-- BEGIN Extracted information --

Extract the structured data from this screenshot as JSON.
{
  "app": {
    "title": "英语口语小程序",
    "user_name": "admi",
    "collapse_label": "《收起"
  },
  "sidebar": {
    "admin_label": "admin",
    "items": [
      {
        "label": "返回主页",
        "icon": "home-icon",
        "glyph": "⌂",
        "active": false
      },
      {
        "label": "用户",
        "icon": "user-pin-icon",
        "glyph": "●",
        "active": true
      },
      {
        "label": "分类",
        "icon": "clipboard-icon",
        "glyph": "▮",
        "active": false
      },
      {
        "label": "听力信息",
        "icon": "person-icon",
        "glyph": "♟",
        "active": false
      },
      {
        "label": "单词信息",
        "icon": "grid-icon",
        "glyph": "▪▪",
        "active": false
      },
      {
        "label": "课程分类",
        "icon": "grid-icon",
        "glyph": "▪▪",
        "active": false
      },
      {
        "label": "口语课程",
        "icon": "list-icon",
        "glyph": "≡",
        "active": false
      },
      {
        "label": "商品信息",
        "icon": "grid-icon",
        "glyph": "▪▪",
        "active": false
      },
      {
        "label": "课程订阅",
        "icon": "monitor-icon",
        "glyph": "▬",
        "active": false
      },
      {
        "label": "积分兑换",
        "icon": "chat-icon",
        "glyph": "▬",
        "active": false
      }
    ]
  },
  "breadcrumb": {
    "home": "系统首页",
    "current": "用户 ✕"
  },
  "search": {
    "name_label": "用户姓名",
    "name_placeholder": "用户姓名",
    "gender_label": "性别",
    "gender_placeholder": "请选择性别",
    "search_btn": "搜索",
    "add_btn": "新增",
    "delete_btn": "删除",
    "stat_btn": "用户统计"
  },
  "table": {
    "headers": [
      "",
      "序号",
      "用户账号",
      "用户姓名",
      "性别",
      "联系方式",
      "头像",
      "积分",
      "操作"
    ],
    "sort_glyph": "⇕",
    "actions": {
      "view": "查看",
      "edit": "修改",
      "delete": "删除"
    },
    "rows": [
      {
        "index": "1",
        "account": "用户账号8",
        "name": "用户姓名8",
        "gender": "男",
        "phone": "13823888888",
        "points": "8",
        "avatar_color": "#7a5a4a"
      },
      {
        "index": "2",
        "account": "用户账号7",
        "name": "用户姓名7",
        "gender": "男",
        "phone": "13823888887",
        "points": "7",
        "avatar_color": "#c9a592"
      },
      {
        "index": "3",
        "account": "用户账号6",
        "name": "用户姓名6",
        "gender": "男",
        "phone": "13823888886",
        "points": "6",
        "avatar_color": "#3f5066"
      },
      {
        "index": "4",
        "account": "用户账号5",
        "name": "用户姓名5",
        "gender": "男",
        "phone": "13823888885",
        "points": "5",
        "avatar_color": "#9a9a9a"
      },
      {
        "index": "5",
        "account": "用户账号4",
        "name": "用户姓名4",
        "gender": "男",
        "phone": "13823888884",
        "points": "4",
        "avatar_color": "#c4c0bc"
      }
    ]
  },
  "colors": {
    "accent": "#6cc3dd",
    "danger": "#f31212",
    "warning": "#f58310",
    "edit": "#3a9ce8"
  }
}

-- END Extracted information --

## The task
Retype every record above exactly as it appears.

## Exercise output
Extract the structured data from this screenshot as JSON.
{
  "app": {
    "title": "英语口语小程序",
    "user_name": "admi",
    "collapse_label": "《收起"
  },
  "sidebar": {
    "admin_label": "admin",
    "items": [
      {
        "label": "返回主页",
        "icon": "home-icon",
        "glyph": "⌂",
        "active": false
      },
      {
        "label": "用户",
        "icon": "user-pin-icon",
        "glyph": "●",
        "active": true
      },
      {
        "label": "分类",
        "icon": "clipboard-icon",
        "glyph": "▮",
        "active": false
      },
      {
        "label": "听力信息",
        "icon": "person-icon",
        "glyph": "♟",
        "active": false
      },
      {
        "label": "单词信息",
        "icon": "grid-icon",
        "glyph": "▪▪",
        "active": false
      },
      {
        "label": "课程分类",
        "icon": "grid-icon",
        "glyph": "▪▪",
        "active": false
      },
      {
        "label": "口语课程",
        "icon": "list-icon",
        "glyph": "≡",
        "active": false
      },
      {
        "label": "商品信息",
        "icon": "grid-icon",
        "glyph": "▪▪",
        "active": false
      },
      {
        "label": "课程订阅",
        "icon": "monitor-icon",
        "glyph": "▬",
        "active": false
      },
      {
        "label": "积分兑换",
        "icon": "chat-icon",
        "glyph": "▬",
        "active": false
      }
    ]
  },
  "breadcrumb": {
    "home": "系统首页",
    "current": "用户 ✕"
  },
  "search": {
    "name_label": "用户姓名",
    "name_placeholder": "用户姓名",
    "gender_label": "性别",
    "gender_placeholder": "请选择性别",
    "search_btn": "搜索",
    "add_btn": "新增",
    "delete_btn": "删除",
    "stat_btn": "用户统计"
  },
  "table": {
    "headers": [
      "",
      "序号",
      "用户账号",
      "用户姓名",
      "性别",
      "联系方式",
      "头像",
      "积分",
      "操作"
    ],
    "sort_glyph": "⇕",
    "actions": {
      "view": "查看",
      "edit": "修改",
      "delete": "删除"
    },
    "rows": [
      {
        "index": "1",
        "account": "用户账号8",
        "name": "用户姓名8",
        "gender": "男",
        "phone": "13823888888",
        "points": "8",
        "avatar_color": "#7a5a4a"
      },
      {
        "index": "2",
        "account": "用户账号7",
        "name": "用户姓名7",
        "gender": "男",
        "phone": "13823888887",
        "points": "7",
        "avatar_color": "#c9a592"
      },
      {
        "index": "3",
        "account": "用户账号6",
        "name": "用户姓名6",
        "gender": "男",
        "phone": "13823888886",
        "points": "6",
        "avatar_color": "#3f5066"
      },
      {
        "index": "4",
        "account": "用户账号5",
        "name": "用户姓名5",
        "gender": "男",
        "phone": "13823888885",
        "points": "5",
        "avatar_color": "#9a9a9a"
      },
      {
        "index": "5",
        "account": "用户账号4",
        "name": "用户姓名4",
        "gender": "男",
        "phone": "13823888884",
        "points": "4",
        "avatar_color": "#c4c0bc"
      }
    ]
  },
  "colors": {
    "accent": "#6cc3dd",
    "danger": "#f31212",
    "warning": "#f58310",
    "edit": "#3a9ce8"
  }
}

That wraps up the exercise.